- **Problem to solve**
Return every record exactly as written.

[Begin Task material]

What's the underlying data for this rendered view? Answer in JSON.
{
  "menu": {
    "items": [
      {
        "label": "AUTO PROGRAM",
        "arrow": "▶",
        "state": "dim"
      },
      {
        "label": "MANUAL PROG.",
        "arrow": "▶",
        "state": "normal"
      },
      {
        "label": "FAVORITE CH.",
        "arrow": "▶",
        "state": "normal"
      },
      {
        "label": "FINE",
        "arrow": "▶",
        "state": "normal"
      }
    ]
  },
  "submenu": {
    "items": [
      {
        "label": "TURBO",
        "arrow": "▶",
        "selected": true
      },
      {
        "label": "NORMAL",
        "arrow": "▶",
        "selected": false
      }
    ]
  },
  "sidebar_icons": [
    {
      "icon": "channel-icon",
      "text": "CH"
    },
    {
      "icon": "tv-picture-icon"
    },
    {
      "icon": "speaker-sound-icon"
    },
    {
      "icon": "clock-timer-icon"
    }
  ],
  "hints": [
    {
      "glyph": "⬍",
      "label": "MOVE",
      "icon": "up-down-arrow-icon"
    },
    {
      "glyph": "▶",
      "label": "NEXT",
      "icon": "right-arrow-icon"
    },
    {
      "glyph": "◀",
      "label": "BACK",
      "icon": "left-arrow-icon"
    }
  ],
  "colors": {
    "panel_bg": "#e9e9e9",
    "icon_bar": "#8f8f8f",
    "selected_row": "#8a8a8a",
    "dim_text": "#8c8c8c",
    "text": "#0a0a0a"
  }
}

[End Task material]

- **Solution for this exercise**
What's the underlying data for this rendered view? Answer in JSON.
{
  "menu": {
    "items": [
      {
        "label": "AUTO PROGRAM",
        "arrow": "▶",
        "state": "dim"
      },
      {
        "label": "MANUAL PROG.",
        "arrow": "▶",
        "state": "normal"
      },
      {
        "label": "FAVORITE CH.",
        "arrow": "▶",
        "state": "normal"
      },
      {
        "label": "FINE",
        "arrow": "▶",
        "state": "normal"
      }
    ]
  },
  "submenu": {
    "items": [
      {
        "label": "TURBO",
        "arrow": "▶",
        "selected": true
      },
      {
        "label": "NORMAL",
        "arrow": "▶",
        "selected": false
      }
    ]
  },
  "sidebar_icons": [
    {
      "icon": "channel-icon",
      "text": "CH"
    },
    {
      "icon": "tv-picture-icon"
    },
    {
      "icon": "speaker-sound-icon"
    },
    {
      "icon": "clock-timer-icon"
    }
  ],
  "hints": [
    {
      "glyph": "⬍",
      "label": "MOVE",
      "icon": "up-down-arrow-icon"
    },
    {
      "glyph": "▶",
      "label": "NEXT",
      "icon": "right-arrow-icon"
    },
    {
      "glyph": "◀",
      "label": "BACK",
      "icon": "left-arrow-icon"
    }
  ],
  "colors": {
    "panel_bg": "#e9e9e9",
    "icon_bar": "#8f8f8f",
    "selected_row": "#8a8a8a",
    "dim_text": "#8c8c8c",
    "text": "#0a0a0a"
  }
}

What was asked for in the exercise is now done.